-- What you should do --
Using the listing below, select the lines with the word "collection" and copy them.

Data listing
# # # # #

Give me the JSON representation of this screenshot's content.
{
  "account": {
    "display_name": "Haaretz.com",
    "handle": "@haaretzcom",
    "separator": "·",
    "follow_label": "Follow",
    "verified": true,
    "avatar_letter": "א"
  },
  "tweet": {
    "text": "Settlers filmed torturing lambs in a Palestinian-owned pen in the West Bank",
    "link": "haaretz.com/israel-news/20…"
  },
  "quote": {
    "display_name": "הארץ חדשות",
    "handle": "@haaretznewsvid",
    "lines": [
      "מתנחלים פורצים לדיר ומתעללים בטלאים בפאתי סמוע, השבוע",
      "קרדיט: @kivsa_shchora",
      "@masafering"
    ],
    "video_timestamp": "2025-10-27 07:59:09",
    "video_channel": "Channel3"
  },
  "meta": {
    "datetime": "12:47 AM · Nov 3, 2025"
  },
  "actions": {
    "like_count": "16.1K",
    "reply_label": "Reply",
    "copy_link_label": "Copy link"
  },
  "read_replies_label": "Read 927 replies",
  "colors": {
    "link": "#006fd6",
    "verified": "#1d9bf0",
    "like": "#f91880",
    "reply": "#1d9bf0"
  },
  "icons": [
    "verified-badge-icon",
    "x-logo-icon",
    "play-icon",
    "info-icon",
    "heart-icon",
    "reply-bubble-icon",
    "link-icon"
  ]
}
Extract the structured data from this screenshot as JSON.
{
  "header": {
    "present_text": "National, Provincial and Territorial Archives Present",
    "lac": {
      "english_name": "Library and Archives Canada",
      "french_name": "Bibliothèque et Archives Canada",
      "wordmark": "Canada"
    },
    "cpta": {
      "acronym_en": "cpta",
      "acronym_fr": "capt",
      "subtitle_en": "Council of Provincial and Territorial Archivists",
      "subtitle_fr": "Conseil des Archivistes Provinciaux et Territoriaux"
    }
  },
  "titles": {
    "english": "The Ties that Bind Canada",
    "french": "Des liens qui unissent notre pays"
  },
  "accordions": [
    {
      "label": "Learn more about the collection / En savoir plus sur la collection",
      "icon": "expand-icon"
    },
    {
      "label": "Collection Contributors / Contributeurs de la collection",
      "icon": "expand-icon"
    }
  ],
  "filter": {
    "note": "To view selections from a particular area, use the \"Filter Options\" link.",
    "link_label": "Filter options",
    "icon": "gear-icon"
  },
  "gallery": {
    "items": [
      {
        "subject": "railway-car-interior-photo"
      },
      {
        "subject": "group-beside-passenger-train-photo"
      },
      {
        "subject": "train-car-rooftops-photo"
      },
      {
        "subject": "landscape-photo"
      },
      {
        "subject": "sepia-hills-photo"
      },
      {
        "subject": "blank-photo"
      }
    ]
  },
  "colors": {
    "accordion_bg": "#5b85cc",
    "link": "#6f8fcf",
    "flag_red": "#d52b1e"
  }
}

# # # # #

-- Full solution --
      "label": "Learn more about the collection / En savoir plus sur la collection",
      "label": "Collection Contributors / Contributeurs de la collection",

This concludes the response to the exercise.